When Do You Trade in Your Gibbon for a Heron?

by chromatic

My main computer these days is a laptop from System76. I was very happy to support a vendor willing to ship and support a laptop without the Microsoft or Apple tax, and very pleased to have hardware supported by a Linux distribution.

That was a couple of Ubuntu releases ago. Now that Hardy Heron is out, I feel the urge to run through the upgrade. Improved battery life is one big draw, but getting updates for all sorts of software I rely on is nice. (New Wine, new Valgrind, new Firefox, new GCC....)

Upgrades are never 100% perfect, though. There's always a risk of mishap that'll take me a few days to straighten out. I don't have any talks to give or books due in the next several weeks, so the timing seems good, but perhaps I should wait a few days more for the early adopters to expose any bugs that I'm happy not to fix?

I know plenty of people like Jim Zemlin who were very happy to run pre-release versions of Hardy Heron, but he had Greg K-H to help him out.

How do you decide to upgrade?


12 Comments

Caitlyn Martin
2008-05-12 21:22:56
It really depends on how good or bad Gutsy Gibbon has been for you. In this household Gutsy only survived on the 64-bit Gateway where it has proven to be terribly buggy. The bugs are the sort that never got fixed and really did get in the way of getting work done. In a case like mine getting to Hardy Heron as fast as possible made sense. OTOH, when I was an early adopter of Feisty Fawn I regretted it. Edgy Eft worked perfectly for me. Feisty didn't.


It really depends on how the current release is working now and how much the upgrades to your software can potentially make life better. On a laptop (all I use nowadays) extended battery life is a big deal.


How's that for a terribly unhelpful answer?

Andrew Hamilton
2008-05-13 15:29:07
I'd be wary if you have a Wi-Fi card. My Cisco Aironet 350 Wi-Fi card didn't make the transition from Gutsy to Hardy. Wi-Fi cards seem to be a perennial problem for Linux.
Steven Rosenberg
2008-05-15 13:41:57
Try the live CD first and see how it treats your hardware before committing to the install.


I have a Hardy install, and it solved more problems on my hardware than it created, but it did create a few that are annoying enough.


While the last Ubuntu LTS -- 6.06 -- runs very well on the undemanding box that I have in installed on, I hope that the Ubuntu people pay adequate attention to fixing bugs in 8.04 LTS. I hope it doesn't get lost in the "new every six months" shuffle.

Marianne Bogle
2008-05-15 14:45:44
I've had Hardy Heron since it first came out, but I also got a brand new dual core desktop that had to have an operating system (No Vista, thank you). So the old Dell that had started with 6.06 and had gone all the way up to 7.10 with initial install and then upgrades was ditched for the newer and prettier machine.


The install went perfectly, no glitches, and I've even installed Virtual Box 1.6 with Windows XP. But of course with no data to save and wiping the drive clean of everything why shouldn't it work.


I've got an XPS and an Acer I'm waiting to do anything on. When Fiesty came out tried to update the Acer and it was totally unhappy, so stayed with Edgy on it...hopefully when I get the guts it'll like Hardy better.

--- Collected material ---

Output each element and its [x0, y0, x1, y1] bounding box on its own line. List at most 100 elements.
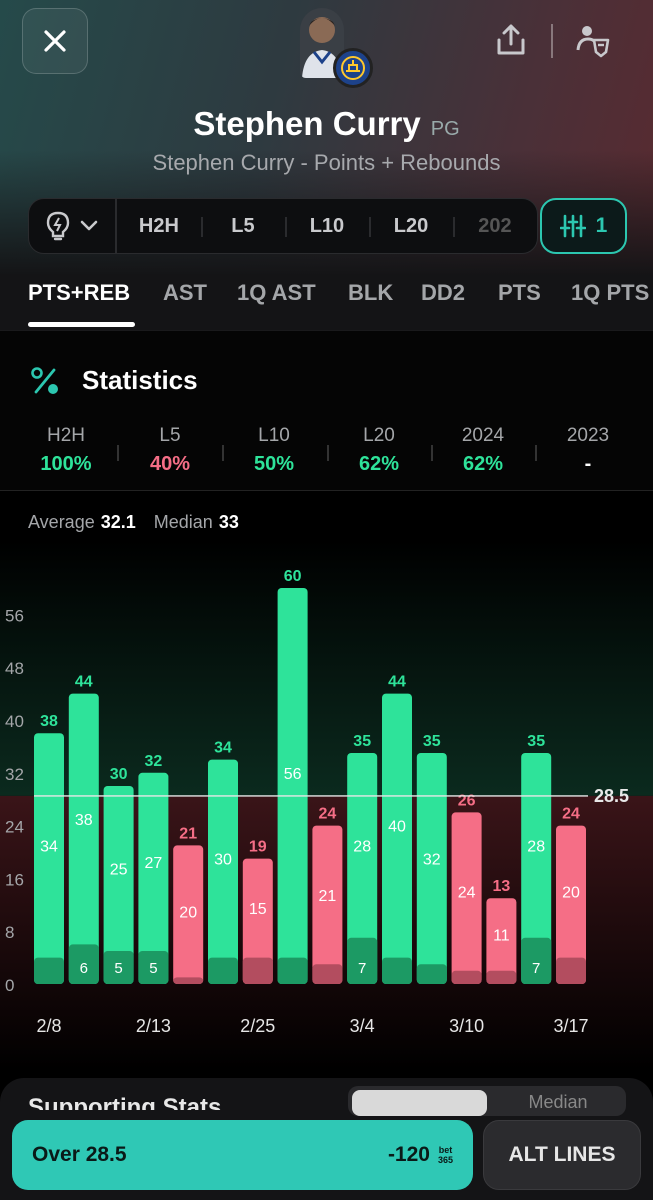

--- Direction 1 ---
In the Hardy Heron upgrade post, why does the author feel the timing for the upgrade seems good?
--- Direction 2 ---
Pick up the Hardy Heron upgrade post and its comments after the last sentence shown, and keep it going.

--- Task answer 1 ---
Upgrades always carry a risk of a mishap that could take a few days to straighten out. The author has no talks to give or books due in the next several weeks, so there is room to deal with that kind of trouble.

--- Task answer 2 ---
Stefan
2008-05-15 16:55:57
>> should wait a few days more for the early adopters to expose any bugs that I’m happy not to fix?<<


Do you think a few days will make a difference?


Days? I think some of the serious bugs might still take a few weeks to be resolved. I've read many reports about 'slowness' and a new kernel scheduler.


Hardy Heron has been out for almost a Month now. I wonder how the bugs are doing now?

Jyrki Brotherus
2008-05-16 04:28:00
I upgraded to 8.04 from 7.10 the day it was possible. Works fine, no complaints. Firefox 3.0b5 has crashed a couple of times, but it is a "beta". So I see no reason for postponing the upgrade.
Nic
2008-05-16 07:30:35
1. Is the new release stable? Heron generally is, but including a beta version browser is one clear risk factor (although I've had no problems with it).
2. Are there genuinely tangible advantages of the new release that outweigh the risks of spending hours figuring out unexpected problems. Personally I see little reason to upgrade on this count.
3. Can I do a clean install? i.e. Re-install from scratch, know which packages I need to install and reconsitute my data from backup media. If the answer is no, then it is probably not worth doing the upgrade, instead concentrate on getting your sysadmim in order!
4. Do I have any packages, custome code etc I might want to test before I decide to upgrade, using LiveCD or a dual boot environment. This would include things like Skype and your favourite Python script.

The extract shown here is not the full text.